What to produce:
Extract each line bearing the word "bevor".

Material for this task:
┏━━

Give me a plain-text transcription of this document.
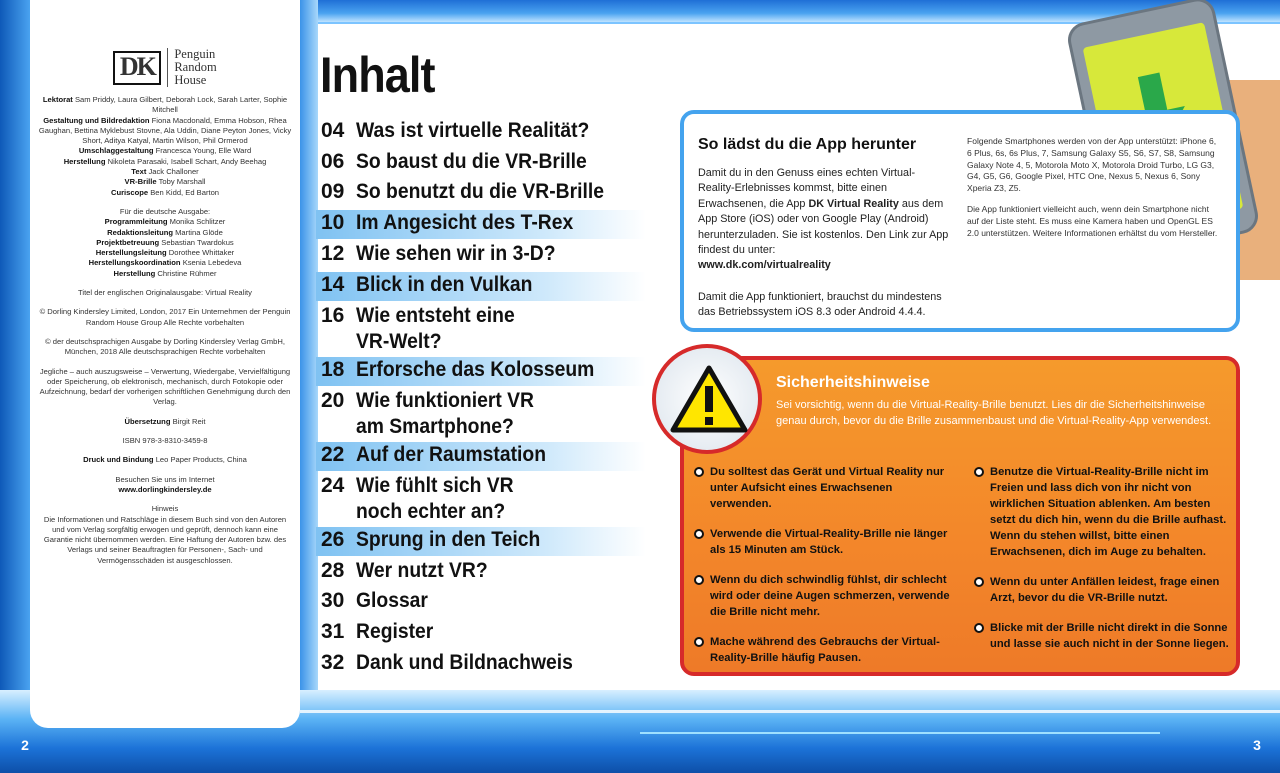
DK	Penguin
Random
House

Lektorat Sam Priddy, Laura Gilbert, Deborah Lock, Sarah Larter, Sophie Mitchell
Gestaltung und Bildredaktion Fiona Macdonald, Emma Hobson, Rhea Gaughan, Bettina Myklebust Stovne, Ala Uddin, Diane Peyton Jones, Vicky Short, Aditya Katyal, Martin Wilson, Phil Ormerod
Umschlaggestaltung Francesca Young, Elle Ward
Herstellung Nikoleta Parasaki, Isabell Schart, Andy Beehag
Text Jack Challoner
VR-Brille Toby Marshall
Curiscope Ben Kidd, Ed Barton

Für die deutsche Ausgabe:
Programmleitung Monika Schlitzer
Redaktionsleitung Martina Glöde
Projektbetreuung Sebastian Twardokus
Herstellungsleitung Dorothee Whittaker
Herstellungskoordination Ksenia Lebedeva
Herstellung Christine Rühmer

Titel der englischen Originalausgabe: Virtual Reality

© Dorling Kindersley Limited, London, 2017 Ein Unternehmen der Penguin Random House Group Alle Rechte vorbehalten

© der deutschsprachigen Ausgabe by Dorling Kindersley Verlag GmbH, München, 2018 Alle deutschsprachigen Rechte vorbehalten

Jegliche – auch auszugsweise – Verwertung, Wiedergabe, Vervielfältigung oder Speicherung, ob elektronisch, mechanisch, durch Fotokopie oder Aufzeichnung, bedarf der vorherigen schriftlichen Genehmigung durch den Verlag.

Übersetzung Birgit Reit

ISBN 978-3-8310-3459-8

Druck und Bindung Leo Paper Products, China

Besuchen Sie uns im Internet
www.dorlingkindersley.de

Hinweis
Die Informationen und Ratschläge in diesem Buch sind von den Autoren und vom Verlag sorgfältig erwogen und geprüft, dennoch kann eine Garantie nicht übernommen werden. Eine Haftung der Autoren bzw. des Verlags und seiner Beauftragten für Personen-, Sach- und Vermögensschäden ist ausgeschlossen.

2	3
Inhalt
04 Was ist virtuelle Realität?
06 So baust du die VR-Brille
09 So benutzt du die VR-Brille
10 Im Angesicht des T-Rex
12 Wie sehen wir in 3-D?
14 Blick in den Vulkan
16 Wie entsteht eine
VR-Welt?
18 Erforsche das Kolosseum
20 Wie funktioniert VR
am Smartphone?
22 Auf der Raumstation
24 Wie fühlt sich VR
noch echter an?
26 Sprung in den Teich
28 Wer nutzt VR?
30 Glossar
31 Register
32 Dank und Bildnachweis
So lädst du die App herunter

Damit du in den Genuss eines echten Virtual-Reality-Erlebnisses kommst, bitte einen Erwachsenen, die App DK Virtual Reality aus dem App Store (iOS) oder von Google Play (Android) herunterzuladen. Sie ist kostenlos. Den Link zur App findest du unter:

www.dk.com/virtualreality

Damit die App funktioniert, brauchst du mindestens das Betriebssystem iOS 8.3 oder Android 4.4.4.

Folgende Smartphones werden von der App unterstützt: iPhone 6, 6 Plus, 6s, 6s Plus, 7, Samsung Galaxy S5, S6, S7, S8, Samsung Galaxy Note 4, 5, Motorola Moto X, Motorola Droid Turbo, LG G3, G4, G5, G6, Google Pixel, HTC One, Nexus 5, Nexus 6, Sony Xperia Z3, Z5.

Die App funktioniert vielleicht auch, wenn dein Smartphone nicht auf der Liste steht. Es muss eine Kamera haben und OpenGL ES 2.0 unterstützen. Weitere Informationen erhältst du vom Hersteller.

Sicherheitshinweise

Sei vorsichtig, wenn du die Virtual-Reality-Brille benutzt. Lies dir die Sicherheitshinweise genau durch, bevor du die Brille zusammenbaust und die Virtual-Reality-App verwendest.

Du solltest das Gerät und Virtual Reality nur unter Aufsicht eines Erwachsenen verwenden.
Verwende die Virtual-Reality-Brille nie länger als 15 Minuten am Stück.
Wenn du dich schwindlig fühlst, dir schlecht wird oder deine Augen schmerzen, verwende die Brille nicht mehr.
Mache während des Gebrauchs der Virtual-Reality-Brille häufig Pausen.
Benutze die Virtual-Reality-Brille nicht im Freien und lass dich von ihr nicht von wirklichen Situation ablenken. Am besten setzt du dich hin, wenn du die Brille aufhast. Wenn du stehen willst, bitte einen Erwachsenen, dich im Auge zu behalten.
Wenn du unter Anfällen leidest, frage einen Arzt, bevor du die VR-Brille nutzt.
Blicke mit der Brille nicht direkt in die Sonne und lasse sie auch nicht in der Sonne liegen.
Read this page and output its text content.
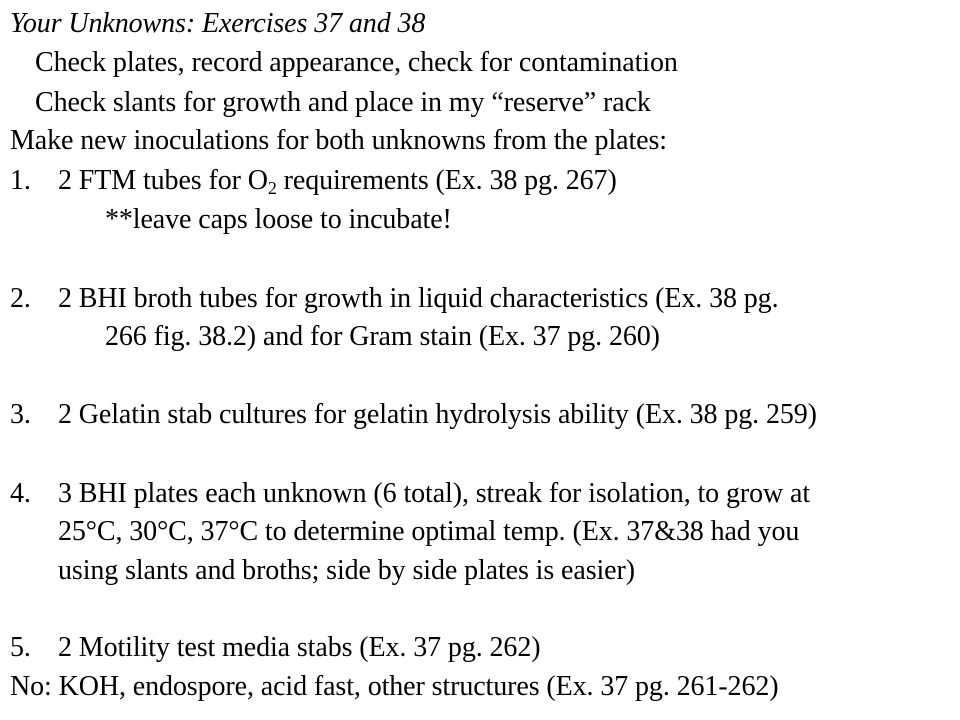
Your Unknowns: Exercises 37 and 38
Check plates, record appearance, check for contamination
Check slants for growth and place in my “reserve” rack
Make new inoculations for both unknowns from the plates:
1. 2 FTM tubes for $O_2$ requirements (Ex. 38 pg. 267)
**leave caps loose to incubate!
2. 2 BHI broth tubes for growth in liquid characteristics (Ex. 38 pg.
266 fig. 38.2) and for Gram stain (Ex. 37 pg. 260)
3. 2 Gelatin stab cultures for gelatin hydrolysis ability (Ex. 38 pg. 259)
4. 3 BHI plates each unknown (6 total), streak for isolation, to grow at
25°C, 30°C, 37°C to determine optimal temp. (Ex. 37&38 had you
using slants and broths; side by side plates is easier)
5. 2 Motility test media stabs (Ex. 37 pg. 262)
No: KOH, endospore, acid fast, other structures (Ex. 37 pg. 261-262)
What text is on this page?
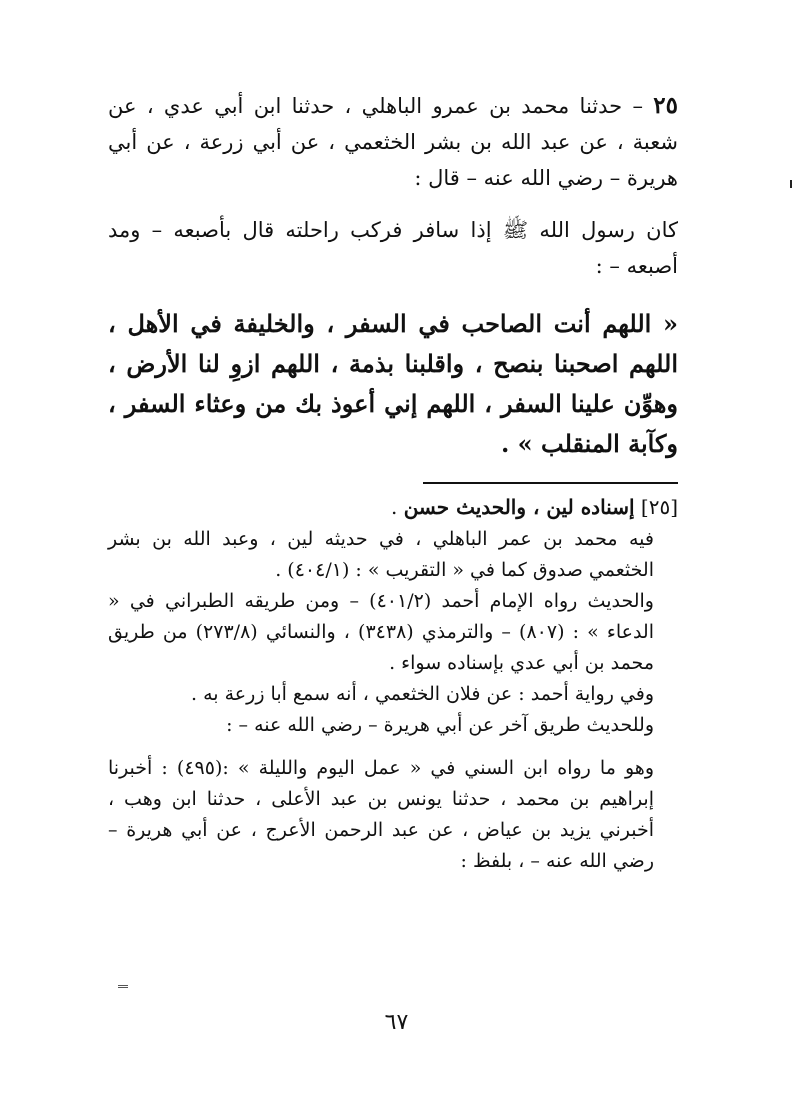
٢٥ – حدثنا محمد بن عمرو الباهلي ، حدثنا ابن أبي عدي ، عن شعبة ، عن عبد الله بن بشر الخثعمي ، عن أبي زرعة ، عن أبي هريرة – رضي الله عنه – قال :

كان رسول الله ﷺ إذا سافر فركب راحلته قال بأصبعه – ومد أصبعه – :

« اللهم أنت الصاحب في السفر ، والخليفة في الأهل ، اللهم اصحبنا بنصح ، واقلبنا بذمة ، اللهم ازوِ لنا الأرض ، وهوِّن علينا السفر ، اللهم إني أعوذ بك من وعثاء السفر ، وكآبة المنقلب » .

[٢٥] إسناده لين ، والحديث حسن .

فيه محمد بن عمر الباهلي ، في حديثه لين ، وعبد الله بن بشر الخثعمي صدوق كما في « التقريب » : (٤٠٤/١) .

والحديث رواه الإمام أحمد (٤٠١/٢) – ومن طريقه الطبراني في « الدعاء » : (٨٠٧) – والترمذي (٣٤٣٨) ، والنسائي (٢٧٣/٨) من طريق محمد بن أبي عدي بإسناده سواء .

وفي رواية أحمد : عن فلان الخثعمي ، أنه سمع أبا زرعة به .

وللحديث طريق آخر عن أبي هريرة – رضي الله عنه – :

وهو ما رواه ابن السني في « عمل اليوم والليلة » :(٤٩٥) : أخبرنا إبراهيم بن محمد ، حدثنا يونس بن عبد الأعلى ، حدثنا ابن وهب ، أخبرني يزيد بن عياض ، عن عبد الرحمن الأعرج ، عن أبي هريرة – رضي الله عنه – ، بلفظ :

٦٧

┗━━

Result of the task:
Sei vorsichtig, wenn du die Virtual-Reality-Brille benutzt. Lies dir die Sicherheitshinweise genau durch, bevor du die Brille zusammenbaust und die Virtual-Reality-App verwendest.
Wenn du unter Anfällen leidest, frage einen Arzt, bevor du die VR-Brille nutzt.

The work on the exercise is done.